*Work required*. Using the entries that follow, collect the lines where the word "title" appears.

----------

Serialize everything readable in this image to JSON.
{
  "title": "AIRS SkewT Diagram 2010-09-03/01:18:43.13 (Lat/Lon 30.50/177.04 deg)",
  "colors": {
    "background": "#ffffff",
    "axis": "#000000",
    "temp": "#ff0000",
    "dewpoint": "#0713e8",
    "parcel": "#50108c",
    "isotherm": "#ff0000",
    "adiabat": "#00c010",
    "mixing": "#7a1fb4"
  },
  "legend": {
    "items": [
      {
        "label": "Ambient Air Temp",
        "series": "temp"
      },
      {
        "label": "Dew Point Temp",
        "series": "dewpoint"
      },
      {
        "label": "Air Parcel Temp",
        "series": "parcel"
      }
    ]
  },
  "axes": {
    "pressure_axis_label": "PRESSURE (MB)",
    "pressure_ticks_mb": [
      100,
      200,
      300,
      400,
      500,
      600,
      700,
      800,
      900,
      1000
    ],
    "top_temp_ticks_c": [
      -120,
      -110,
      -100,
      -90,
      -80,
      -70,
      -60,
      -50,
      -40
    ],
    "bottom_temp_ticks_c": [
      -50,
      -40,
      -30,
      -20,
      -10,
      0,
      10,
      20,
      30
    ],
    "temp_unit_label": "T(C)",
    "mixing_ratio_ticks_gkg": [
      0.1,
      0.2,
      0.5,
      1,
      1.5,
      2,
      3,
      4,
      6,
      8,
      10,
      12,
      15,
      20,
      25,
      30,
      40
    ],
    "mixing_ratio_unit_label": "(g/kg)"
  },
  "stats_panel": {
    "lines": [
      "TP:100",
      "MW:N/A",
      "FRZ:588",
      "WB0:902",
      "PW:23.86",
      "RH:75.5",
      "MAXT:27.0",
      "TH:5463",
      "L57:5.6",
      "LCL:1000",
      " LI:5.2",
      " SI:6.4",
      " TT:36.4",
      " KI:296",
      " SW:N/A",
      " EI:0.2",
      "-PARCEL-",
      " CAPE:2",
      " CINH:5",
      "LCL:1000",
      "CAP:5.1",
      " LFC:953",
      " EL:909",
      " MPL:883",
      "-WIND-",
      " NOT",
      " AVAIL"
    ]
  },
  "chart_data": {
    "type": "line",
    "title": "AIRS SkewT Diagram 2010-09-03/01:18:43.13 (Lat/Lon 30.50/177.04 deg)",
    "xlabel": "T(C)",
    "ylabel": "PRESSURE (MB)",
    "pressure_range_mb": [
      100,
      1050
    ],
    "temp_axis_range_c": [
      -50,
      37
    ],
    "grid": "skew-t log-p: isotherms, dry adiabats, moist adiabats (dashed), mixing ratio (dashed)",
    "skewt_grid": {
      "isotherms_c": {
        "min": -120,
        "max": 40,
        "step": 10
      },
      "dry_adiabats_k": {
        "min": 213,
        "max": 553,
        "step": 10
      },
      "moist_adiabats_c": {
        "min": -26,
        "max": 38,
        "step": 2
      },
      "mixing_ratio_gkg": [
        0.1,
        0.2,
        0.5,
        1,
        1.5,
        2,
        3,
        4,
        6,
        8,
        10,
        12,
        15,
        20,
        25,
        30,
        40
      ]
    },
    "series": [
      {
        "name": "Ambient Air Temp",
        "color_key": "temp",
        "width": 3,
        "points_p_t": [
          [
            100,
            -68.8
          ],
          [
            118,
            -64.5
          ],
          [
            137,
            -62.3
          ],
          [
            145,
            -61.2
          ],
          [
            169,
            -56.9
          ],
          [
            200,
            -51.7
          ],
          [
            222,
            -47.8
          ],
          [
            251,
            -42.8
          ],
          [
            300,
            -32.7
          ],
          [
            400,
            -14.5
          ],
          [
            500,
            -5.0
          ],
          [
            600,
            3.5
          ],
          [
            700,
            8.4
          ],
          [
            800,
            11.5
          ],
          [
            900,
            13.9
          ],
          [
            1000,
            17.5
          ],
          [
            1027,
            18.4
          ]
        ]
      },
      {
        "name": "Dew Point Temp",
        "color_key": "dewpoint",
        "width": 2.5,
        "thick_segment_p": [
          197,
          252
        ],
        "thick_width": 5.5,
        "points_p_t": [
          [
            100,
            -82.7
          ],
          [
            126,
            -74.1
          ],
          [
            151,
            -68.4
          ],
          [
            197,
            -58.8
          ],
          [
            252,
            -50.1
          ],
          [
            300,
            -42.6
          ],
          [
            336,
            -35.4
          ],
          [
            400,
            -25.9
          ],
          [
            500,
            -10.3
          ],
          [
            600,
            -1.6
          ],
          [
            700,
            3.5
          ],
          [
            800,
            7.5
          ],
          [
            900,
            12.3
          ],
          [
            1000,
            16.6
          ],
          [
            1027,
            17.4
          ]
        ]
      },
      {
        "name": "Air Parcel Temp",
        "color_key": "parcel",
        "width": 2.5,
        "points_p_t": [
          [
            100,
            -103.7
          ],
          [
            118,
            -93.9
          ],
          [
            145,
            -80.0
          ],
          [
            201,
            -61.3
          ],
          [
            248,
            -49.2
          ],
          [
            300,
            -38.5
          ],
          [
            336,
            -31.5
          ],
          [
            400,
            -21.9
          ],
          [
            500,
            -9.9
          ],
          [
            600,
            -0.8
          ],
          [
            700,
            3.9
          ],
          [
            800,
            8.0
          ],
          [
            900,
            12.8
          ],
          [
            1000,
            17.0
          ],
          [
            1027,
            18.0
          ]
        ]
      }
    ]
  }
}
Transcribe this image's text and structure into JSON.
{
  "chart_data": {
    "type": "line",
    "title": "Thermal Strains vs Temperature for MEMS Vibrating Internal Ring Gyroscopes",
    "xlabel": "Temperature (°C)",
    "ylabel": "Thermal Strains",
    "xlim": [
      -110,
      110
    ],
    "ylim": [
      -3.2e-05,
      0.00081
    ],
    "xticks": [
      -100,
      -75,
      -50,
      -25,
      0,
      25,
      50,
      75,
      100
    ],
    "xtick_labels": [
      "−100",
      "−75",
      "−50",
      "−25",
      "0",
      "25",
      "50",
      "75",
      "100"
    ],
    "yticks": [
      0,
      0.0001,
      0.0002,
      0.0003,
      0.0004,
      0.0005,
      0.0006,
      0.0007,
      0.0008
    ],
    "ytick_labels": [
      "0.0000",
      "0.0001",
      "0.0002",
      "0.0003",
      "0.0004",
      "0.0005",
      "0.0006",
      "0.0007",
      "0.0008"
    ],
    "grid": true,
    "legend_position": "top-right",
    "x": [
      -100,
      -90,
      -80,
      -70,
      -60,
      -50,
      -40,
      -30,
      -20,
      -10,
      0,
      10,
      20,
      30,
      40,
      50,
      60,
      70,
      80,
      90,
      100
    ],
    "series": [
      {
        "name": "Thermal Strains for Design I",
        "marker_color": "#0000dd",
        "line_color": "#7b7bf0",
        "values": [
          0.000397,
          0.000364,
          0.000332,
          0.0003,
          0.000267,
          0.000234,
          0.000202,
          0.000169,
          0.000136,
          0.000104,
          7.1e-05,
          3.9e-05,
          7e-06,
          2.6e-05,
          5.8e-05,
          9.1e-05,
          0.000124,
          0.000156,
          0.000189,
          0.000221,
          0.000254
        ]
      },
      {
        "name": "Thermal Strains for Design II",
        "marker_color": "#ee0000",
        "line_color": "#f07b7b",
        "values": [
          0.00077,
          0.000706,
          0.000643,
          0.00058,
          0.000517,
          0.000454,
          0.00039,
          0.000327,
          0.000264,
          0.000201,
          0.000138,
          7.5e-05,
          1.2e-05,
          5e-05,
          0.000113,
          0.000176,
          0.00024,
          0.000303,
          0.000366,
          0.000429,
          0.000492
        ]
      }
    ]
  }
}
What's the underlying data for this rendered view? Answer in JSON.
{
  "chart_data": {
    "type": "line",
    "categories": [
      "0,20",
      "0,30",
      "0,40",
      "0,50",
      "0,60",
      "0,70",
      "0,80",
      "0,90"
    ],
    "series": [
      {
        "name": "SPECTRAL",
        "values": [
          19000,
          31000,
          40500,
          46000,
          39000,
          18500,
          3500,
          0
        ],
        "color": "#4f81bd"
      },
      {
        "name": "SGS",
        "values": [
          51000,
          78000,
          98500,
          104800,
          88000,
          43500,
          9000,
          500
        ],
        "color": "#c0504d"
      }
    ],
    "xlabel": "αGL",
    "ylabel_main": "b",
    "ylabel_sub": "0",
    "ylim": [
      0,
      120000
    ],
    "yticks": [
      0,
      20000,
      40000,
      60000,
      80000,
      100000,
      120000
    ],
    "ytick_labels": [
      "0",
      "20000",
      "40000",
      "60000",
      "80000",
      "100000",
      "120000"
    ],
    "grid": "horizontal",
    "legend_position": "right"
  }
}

----------

*Written answer*.
  "title": "AIRS SkewT Diagram 2010-09-03/01:18:43.13 (Lat/Lon 30.50/177.04 deg)",
    "title": "AIRS SkewT Diagram 2010-09-03/01:18:43.13 (Lat/Lon 30.50/177.04 deg)",
    "title": "Thermal Strains vs Temperature for MEMS Vibrating Internal Ring Gyroscopes",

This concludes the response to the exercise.